··· MATERIAL FOR THIS TASK
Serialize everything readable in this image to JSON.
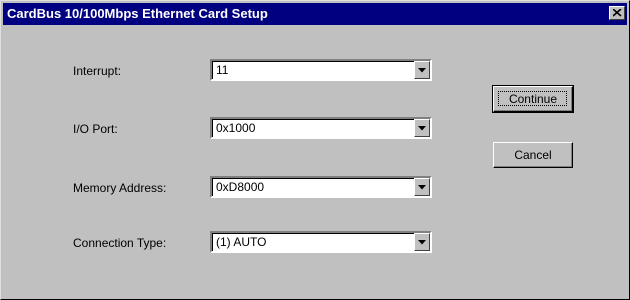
{
  "window": {
    "title": "CardBus 10/100Mbps Ethernet Card Setup"
  },
  "fields": [
    {
      "label": "Interrupt:",
      "value": "11"
    },
    {
      "label": "I/O Port:",
      "value": "0x1000"
    },
    {
      "label": "Memory Address:",
      "value": "0xD8000"
    },
    {
      "label": "Connection Type:",
      "value": "(1) AUTO"
    }
  ],
  "buttons": {
    "continue_label": "Continue",
    "cancel_label": "Cancel"
  },
  "colors": {
    "titlebar": "#000080",
    "face": "#c0c0c0"
  }
}
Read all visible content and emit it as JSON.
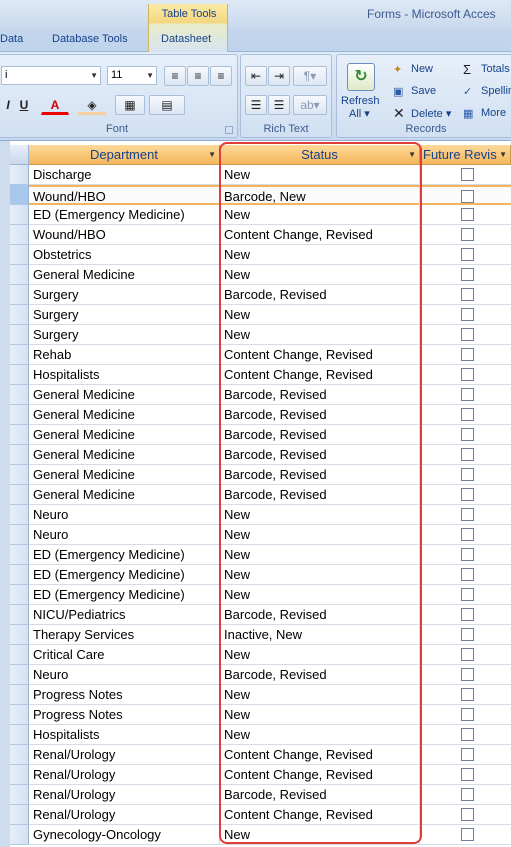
{
  "window": {
    "title": "Forms - Microsoft Acces",
    "context_tab_group": "Table Tools"
  },
  "ribbon_tabs": [
    "Data",
    "Database Tools",
    "Datasheet"
  ],
  "ribbon": {
    "font_group": {
      "label": "Font",
      "font_name": "i",
      "font_size": "11"
    },
    "rich_text_group": {
      "label": "Rich Text"
    },
    "records_group": {
      "label": "Records",
      "refresh_label": "Refresh",
      "refresh_sub": "All",
      "new_label": "New",
      "save_label": "Save",
      "delete_label": "Delete",
      "totals_label": "Totals",
      "spelling_label": "Spelling",
      "more_label": "More"
    }
  },
  "datasheet": {
    "columns": [
      "Department",
      "Status",
      "Future Revis"
    ],
    "selected_row_index": 1,
    "rows": [
      {
        "department": "Discharge",
        "status": "New"
      },
      {
        "department": "Wound/HBO",
        "status": "Barcode, New"
      },
      {
        "department": "ED (Emergency Medicine)",
        "status": "New"
      },
      {
        "department": "Wound/HBO",
        "status": "Content Change, Revised"
      },
      {
        "department": "Obstetrics",
        "status": "New"
      },
      {
        "department": "General Medicine",
        "status": "New"
      },
      {
        "department": "Surgery",
        "status": "Barcode, Revised"
      },
      {
        "department": "Surgery",
        "status": "New"
      },
      {
        "department": "Surgery",
        "status": "New"
      },
      {
        "department": "Rehab",
        "status": "Content Change, Revised"
      },
      {
        "department": "Hospitalists",
        "status": "Content Change, Revised"
      },
      {
        "department": "General Medicine",
        "status": "Barcode, Revised"
      },
      {
        "department": "General Medicine",
        "status": "Barcode, Revised"
      },
      {
        "department": "General Medicine",
        "status": "Barcode, Revised"
      },
      {
        "department": "General Medicine",
        "status": "Barcode, Revised"
      },
      {
        "department": "General Medicine",
        "status": "Barcode, Revised"
      },
      {
        "department": "General Medicine",
        "status": "Barcode, Revised"
      },
      {
        "department": "Neuro",
        "status": "New"
      },
      {
        "department": "Neuro",
        "status": "New"
      },
      {
        "department": "ED (Emergency Medicine)",
        "status": "New"
      },
      {
        "department": "ED (Emergency Medicine)",
        "status": "New"
      },
      {
        "department": "ED (Emergency Medicine)",
        "status": "New"
      },
      {
        "department": "NICU/Pediatrics",
        "status": "Barcode, Revised"
      },
      {
        "department": "Therapy Services",
        "status": "Inactive, New"
      },
      {
        "department": "Critical Care",
        "status": "New"
      },
      {
        "department": "Neuro",
        "status": "Barcode, Revised"
      },
      {
        "department": "Progress Notes",
        "status": "New"
      },
      {
        "department": "Progress Notes",
        "status": "New"
      },
      {
        "department": "Hospitalists",
        "status": "New"
      },
      {
        "department": "Renal/Urology",
        "status": "Content Change, Revised"
      },
      {
        "department": "Renal/Urology",
        "status": "Content Change, Revised"
      },
      {
        "department": "Renal/Urology",
        "status": "Barcode, Revised"
      },
      {
        "department": "Renal/Urology",
        "status": "Content Change, Revised"
      },
      {
        "department": "Gynecology-Oncology",
        "status": "New"
      }
    ]
  },
  "colors": {
    "header_fill": "#f6b65c",
    "annotation_box": "#e03c3c",
    "selected_row_border": "#f5b35a"
  }
}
······
TASK DETAILS » Go through the entries above and print each one exactly, minus the pictures.

RESPONSE TO THE EXERCISE »
Serialize everything readable in this image to JSON.
{
  "window": {
    "title": "CardBus 10/100Mbps Ethernet Card Setup"
  },
  "fields": [
    {
      "label": "Interrupt:",
      "value": "11"
    },
    {
      "label": "I/O Port:",
      "value": "0x1000"
    },
    {
      "label": "Memory Address:",
      "value": "0xD8000"
    },
    {
      "label": "Connection Type:",
      "value": "(1) AUTO"
    }
  ],
  "buttons": {
    "continue_label": "Continue",
    "cancel_label": "Cancel"
  },
  "colors": {
    "titlebar": "#000080",
    "face": "#c0c0c0"
  }
}
Read all visible content and emit it as JSON.
{
  "window": {
    "title": "Forms - Microsoft Acces",
    "context_tab_group": "Table Tools"
  },
  "ribbon_tabs": [
    "Data",
    "Database Tools",
    "Datasheet"
  ],
  "ribbon": {
    "font_group": {
      "label": "Font",
      "font_name": "i",
      "font_size": "11"
    },
    "rich_text_group": {
      "label": "Rich Text"
    },
    "records_group": {
      "label": "Records",
      "refresh_label": "Refresh",
      "refresh_sub": "All",
      "new_label": "New",
      "save_label": "Save",
      "delete_label": "Delete",
      "totals_label": "Totals",
      "spelling_label": "Spelling",
      "more_label": "More"
    }
  },
  "datasheet": {
    "columns": [
      "Department",
      "Status",
      "Future Revis"
    ],
    "selected_row_index": 1,
    "rows": [
      {
        "department": "Discharge",
        "status": "New"
      },
      {
        "department": "Wound/HBO",
        "status": "Barcode, New"
      },
      {
        "department": "ED (Emergency Medicine)",
        "status": "New"
      },
      {
        "department": "Wound/HBO",
        "status": "Content Change, Revised"
      },
      {
        "department": "Obstetrics",
        "status": "New"
      },
      {
        "department": "General Medicine",
        "status": "New"
      },
      {
        "department": "Surgery",
        "status": "Barcode, Revised"
      },
      {
        "department": "Surgery",
        "status": "New"
      },
      {
        "department": "Surgery",
        "status": "New"
      },
      {
        "department": "Rehab",
        "status": "Content Change, Revised"
      },
      {
        "department": "Hospitalists",
        "status": "Content Change, Revised"
      },
      {
        "department": "General Medicine",
        "status": "Barcode, Revised"
      },
      {
        "department": "General Medicine",
        "status": "Barcode, Revised"
      },
      {
        "department": "General Medicine",
        "status": "Barcode, Revised"
      },
      {
        "department": "General Medicine",
        "status": "Barcode, Revised"
      },
      {
        "department": "General Medicine",
        "status": "Barcode, Revised"
      },
      {
        "department": "General Medicine",
        "status": "Barcode, Revised"
      },
      {
        "department": "Neuro",
        "status": "New"
      },
      {
        "department": "Neuro",
        "status": "New"
      },
      {
        "department": "ED (Emergency Medicine)",
        "status": "New"
      },
      {
        "department": "ED (Emergency Medicine)",
        "status": "New"
      },
      {
        "department": "ED (Emergency Medicine)",
        "status": "New"
      },
      {
        "department": "NICU/Pediatrics",
        "status": "Barcode, Revised"
      },
      {
        "department": "Therapy Services",
        "status": "Inactive, New"
      },
      {
        "department": "Critical Care",
        "status": "New"
      },
      {
        "department": "Neuro",
        "status": "Barcode, Revised"
      },
      {
        "department": "Progress Notes",
        "status": "New"
      },
      {
        "department": "Progress Notes",
        "status": "New"
      },
      {
        "department": "Hospitalists",
        "status": "New"
      },
      {
        "department": "Renal/Urology",
        "status": "Content Change, Revised"
      },
      {
        "department": "Renal/Urology",
        "status": "Content Change, Revised"
      },
      {
        "department": "Renal/Urology",
        "status": "Barcode, Revised"
      },
      {
        "department": "Renal/Urology",
        "status": "Content Change, Revised"
      },
      {
        "department": "Gynecology-Oncology",
        "status": "New"
      }
    ]
  },
  "colors": {
    "header_fill": "#f6b65c",
    "annotation_box": "#e03c3c",
    "selected_row_border": "#f5b35a"
  }
}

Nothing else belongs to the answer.